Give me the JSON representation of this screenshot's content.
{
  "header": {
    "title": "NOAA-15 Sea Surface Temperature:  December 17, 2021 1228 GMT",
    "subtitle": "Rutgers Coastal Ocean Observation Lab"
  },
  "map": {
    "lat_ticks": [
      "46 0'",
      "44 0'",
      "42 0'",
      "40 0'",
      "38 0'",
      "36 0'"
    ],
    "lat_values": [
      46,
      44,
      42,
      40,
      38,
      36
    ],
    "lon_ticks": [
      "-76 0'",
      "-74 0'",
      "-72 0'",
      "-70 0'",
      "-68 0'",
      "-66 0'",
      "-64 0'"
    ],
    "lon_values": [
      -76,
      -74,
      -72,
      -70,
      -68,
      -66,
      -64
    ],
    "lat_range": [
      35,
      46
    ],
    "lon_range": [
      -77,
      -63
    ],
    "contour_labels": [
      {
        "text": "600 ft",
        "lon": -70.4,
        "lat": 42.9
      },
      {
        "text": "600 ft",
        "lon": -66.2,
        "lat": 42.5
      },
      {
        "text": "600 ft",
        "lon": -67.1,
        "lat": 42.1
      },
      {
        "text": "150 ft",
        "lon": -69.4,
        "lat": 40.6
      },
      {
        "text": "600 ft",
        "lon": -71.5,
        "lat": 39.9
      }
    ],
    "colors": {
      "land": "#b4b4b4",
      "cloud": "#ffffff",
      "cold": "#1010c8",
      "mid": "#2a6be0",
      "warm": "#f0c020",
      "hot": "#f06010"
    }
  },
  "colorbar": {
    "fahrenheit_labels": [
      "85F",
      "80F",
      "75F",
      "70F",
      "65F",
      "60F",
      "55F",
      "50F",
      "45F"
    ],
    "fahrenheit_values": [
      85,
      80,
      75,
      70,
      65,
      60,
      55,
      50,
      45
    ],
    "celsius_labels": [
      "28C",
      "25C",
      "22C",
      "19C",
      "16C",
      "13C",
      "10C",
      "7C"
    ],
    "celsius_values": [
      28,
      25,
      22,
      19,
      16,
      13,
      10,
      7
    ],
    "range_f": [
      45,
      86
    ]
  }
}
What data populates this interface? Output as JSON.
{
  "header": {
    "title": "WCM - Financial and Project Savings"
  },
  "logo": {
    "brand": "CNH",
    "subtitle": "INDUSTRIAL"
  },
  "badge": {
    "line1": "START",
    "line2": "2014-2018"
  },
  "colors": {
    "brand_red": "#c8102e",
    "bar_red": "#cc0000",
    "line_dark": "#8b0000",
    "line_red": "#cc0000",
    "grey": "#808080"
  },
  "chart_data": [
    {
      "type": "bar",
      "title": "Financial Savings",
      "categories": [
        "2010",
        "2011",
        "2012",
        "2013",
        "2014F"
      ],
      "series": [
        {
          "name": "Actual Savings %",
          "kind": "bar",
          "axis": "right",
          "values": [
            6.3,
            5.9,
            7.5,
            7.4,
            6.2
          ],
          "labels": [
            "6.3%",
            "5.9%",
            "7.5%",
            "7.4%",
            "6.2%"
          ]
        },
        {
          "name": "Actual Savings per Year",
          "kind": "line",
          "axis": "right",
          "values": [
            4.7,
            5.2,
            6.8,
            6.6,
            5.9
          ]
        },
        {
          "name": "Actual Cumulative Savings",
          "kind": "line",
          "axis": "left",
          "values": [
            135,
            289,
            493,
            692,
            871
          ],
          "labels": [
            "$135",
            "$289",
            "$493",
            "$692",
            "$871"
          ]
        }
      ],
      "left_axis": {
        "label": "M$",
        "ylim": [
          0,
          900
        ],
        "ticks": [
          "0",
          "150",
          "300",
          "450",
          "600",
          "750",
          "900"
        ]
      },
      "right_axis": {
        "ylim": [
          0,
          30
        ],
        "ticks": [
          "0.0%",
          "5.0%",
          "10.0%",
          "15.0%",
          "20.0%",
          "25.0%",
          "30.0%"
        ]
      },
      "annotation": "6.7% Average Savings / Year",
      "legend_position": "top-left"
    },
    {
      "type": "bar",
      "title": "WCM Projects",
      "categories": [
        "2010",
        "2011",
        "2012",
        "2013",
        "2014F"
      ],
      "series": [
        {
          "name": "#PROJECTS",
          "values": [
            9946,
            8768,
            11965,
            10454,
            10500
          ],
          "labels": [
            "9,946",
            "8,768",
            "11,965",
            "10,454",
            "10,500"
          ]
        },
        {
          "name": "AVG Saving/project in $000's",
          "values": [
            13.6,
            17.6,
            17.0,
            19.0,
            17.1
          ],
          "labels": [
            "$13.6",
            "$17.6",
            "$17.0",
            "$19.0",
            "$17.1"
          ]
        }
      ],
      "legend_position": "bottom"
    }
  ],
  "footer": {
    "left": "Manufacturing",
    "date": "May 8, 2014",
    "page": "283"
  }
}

----------

▸ **Your goal**
Work out how many lines of the listing above include the word "Savings". Report only the number.

▸ **Finished task**
6